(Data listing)
* * *
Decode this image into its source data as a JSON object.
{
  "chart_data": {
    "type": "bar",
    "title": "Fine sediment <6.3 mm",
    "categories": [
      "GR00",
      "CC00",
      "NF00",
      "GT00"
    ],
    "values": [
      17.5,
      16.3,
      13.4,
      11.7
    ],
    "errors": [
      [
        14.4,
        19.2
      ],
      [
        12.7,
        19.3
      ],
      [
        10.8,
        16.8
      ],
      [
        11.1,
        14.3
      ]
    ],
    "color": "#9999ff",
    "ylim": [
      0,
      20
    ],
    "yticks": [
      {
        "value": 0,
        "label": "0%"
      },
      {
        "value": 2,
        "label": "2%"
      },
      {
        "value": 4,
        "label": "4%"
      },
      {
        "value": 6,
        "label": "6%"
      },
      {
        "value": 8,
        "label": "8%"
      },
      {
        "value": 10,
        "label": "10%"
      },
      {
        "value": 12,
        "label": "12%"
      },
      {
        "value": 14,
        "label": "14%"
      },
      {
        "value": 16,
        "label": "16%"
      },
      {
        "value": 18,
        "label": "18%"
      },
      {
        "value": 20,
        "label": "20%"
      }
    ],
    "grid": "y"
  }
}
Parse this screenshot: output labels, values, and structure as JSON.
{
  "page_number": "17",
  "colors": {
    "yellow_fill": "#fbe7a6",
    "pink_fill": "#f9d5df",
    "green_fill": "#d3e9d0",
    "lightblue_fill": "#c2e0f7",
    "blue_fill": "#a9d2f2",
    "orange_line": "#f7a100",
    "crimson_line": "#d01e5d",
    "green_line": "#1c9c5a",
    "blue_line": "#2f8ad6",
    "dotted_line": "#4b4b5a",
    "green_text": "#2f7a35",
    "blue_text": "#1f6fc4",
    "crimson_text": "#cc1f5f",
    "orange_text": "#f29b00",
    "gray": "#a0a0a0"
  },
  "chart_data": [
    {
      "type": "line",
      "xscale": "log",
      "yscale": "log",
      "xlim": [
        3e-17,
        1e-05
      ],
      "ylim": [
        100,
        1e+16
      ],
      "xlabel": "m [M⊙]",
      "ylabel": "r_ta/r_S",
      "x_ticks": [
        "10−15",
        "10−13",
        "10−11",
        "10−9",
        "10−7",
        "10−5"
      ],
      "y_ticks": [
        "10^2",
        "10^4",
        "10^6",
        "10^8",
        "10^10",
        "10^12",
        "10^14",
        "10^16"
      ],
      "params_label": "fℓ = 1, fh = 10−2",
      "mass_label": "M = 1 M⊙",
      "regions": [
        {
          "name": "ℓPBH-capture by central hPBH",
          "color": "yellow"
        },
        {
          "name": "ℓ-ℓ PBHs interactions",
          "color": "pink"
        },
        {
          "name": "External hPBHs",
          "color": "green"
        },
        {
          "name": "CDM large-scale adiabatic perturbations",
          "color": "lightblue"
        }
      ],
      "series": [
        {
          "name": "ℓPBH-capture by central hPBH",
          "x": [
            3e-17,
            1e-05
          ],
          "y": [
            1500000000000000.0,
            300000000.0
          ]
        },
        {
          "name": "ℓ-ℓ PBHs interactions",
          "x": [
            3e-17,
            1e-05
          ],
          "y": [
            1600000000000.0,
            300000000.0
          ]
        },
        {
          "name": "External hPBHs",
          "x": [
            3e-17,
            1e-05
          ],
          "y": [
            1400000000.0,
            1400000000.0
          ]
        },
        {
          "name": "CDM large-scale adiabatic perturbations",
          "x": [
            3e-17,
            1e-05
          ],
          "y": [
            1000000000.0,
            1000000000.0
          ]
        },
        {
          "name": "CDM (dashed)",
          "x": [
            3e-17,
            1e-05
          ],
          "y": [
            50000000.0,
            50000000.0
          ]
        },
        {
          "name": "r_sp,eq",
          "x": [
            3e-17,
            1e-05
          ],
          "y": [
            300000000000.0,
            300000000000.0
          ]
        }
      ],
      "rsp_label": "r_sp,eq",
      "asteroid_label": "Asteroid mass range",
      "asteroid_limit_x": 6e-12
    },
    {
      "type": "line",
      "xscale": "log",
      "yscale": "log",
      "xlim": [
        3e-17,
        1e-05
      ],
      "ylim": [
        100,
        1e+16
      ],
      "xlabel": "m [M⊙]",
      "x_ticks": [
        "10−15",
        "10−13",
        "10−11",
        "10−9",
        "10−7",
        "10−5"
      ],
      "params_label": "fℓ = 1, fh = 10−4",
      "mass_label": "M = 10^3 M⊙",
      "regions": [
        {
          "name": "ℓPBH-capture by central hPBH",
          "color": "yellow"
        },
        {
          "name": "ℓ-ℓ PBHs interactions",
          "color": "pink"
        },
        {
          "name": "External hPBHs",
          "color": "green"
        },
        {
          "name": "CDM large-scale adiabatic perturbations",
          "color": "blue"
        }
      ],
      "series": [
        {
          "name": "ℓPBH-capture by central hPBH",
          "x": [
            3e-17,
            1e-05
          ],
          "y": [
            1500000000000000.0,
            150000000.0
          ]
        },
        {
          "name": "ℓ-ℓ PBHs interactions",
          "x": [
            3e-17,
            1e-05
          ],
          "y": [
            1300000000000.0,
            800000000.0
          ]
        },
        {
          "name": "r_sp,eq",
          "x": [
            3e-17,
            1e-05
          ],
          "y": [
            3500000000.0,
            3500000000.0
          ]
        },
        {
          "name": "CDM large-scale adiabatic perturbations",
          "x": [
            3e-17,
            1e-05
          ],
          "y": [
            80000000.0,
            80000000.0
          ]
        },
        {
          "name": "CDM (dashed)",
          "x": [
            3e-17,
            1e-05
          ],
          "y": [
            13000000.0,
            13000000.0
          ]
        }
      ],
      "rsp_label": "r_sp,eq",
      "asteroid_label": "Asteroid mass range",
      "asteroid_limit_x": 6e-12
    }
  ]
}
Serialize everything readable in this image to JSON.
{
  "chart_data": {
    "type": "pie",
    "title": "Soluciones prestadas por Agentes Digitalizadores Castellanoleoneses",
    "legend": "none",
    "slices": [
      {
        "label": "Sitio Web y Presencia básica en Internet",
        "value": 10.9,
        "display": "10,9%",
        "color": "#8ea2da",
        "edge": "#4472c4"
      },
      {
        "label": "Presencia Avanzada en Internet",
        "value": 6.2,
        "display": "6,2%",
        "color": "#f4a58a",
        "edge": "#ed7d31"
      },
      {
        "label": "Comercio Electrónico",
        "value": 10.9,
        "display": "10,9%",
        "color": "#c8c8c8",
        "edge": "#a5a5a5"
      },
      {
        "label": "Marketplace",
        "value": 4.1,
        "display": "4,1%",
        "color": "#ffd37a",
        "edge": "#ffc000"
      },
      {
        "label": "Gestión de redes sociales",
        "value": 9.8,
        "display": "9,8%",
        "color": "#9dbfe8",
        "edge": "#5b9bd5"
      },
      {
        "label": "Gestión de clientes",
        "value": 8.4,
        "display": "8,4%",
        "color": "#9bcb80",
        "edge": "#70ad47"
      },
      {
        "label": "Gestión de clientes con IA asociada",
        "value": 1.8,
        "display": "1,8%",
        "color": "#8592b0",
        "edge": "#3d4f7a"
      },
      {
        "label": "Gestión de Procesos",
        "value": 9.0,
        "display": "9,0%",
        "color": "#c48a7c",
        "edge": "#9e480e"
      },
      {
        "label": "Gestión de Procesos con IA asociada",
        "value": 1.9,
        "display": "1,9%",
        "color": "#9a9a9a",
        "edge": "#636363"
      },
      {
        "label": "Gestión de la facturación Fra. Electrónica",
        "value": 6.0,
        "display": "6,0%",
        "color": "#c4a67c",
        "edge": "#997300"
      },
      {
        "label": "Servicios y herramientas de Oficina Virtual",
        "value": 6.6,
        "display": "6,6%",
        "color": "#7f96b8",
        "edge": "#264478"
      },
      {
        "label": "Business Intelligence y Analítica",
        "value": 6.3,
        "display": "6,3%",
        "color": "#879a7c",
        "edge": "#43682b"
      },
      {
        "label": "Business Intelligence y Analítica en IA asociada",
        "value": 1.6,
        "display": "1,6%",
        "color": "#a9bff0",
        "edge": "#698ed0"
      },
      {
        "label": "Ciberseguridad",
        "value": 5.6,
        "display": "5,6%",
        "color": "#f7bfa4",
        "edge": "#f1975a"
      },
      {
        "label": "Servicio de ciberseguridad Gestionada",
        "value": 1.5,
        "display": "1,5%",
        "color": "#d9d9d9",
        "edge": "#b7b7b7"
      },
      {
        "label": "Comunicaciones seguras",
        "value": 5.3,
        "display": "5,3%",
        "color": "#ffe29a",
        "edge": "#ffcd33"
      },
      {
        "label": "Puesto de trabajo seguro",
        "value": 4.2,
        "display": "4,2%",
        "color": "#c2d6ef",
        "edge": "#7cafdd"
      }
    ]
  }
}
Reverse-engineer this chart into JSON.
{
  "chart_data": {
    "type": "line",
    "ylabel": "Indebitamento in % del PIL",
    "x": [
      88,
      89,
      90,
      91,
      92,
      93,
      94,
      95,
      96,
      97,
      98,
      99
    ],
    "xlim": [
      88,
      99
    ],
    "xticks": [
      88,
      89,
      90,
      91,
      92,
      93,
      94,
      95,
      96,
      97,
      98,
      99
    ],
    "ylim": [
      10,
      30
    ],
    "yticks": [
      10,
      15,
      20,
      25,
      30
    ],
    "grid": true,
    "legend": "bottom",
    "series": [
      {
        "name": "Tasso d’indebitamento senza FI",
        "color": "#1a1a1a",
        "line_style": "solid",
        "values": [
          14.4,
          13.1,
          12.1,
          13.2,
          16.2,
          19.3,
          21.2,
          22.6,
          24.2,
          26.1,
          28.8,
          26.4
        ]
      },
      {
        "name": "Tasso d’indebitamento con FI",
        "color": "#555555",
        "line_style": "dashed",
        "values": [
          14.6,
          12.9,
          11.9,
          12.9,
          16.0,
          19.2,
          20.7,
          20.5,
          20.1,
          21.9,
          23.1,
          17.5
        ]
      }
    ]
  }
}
* * *
▶ _Task to complete_: What is the number of lines in the listing that include the word "title"? Give that number and nothing else.

▶ _Written response_: 2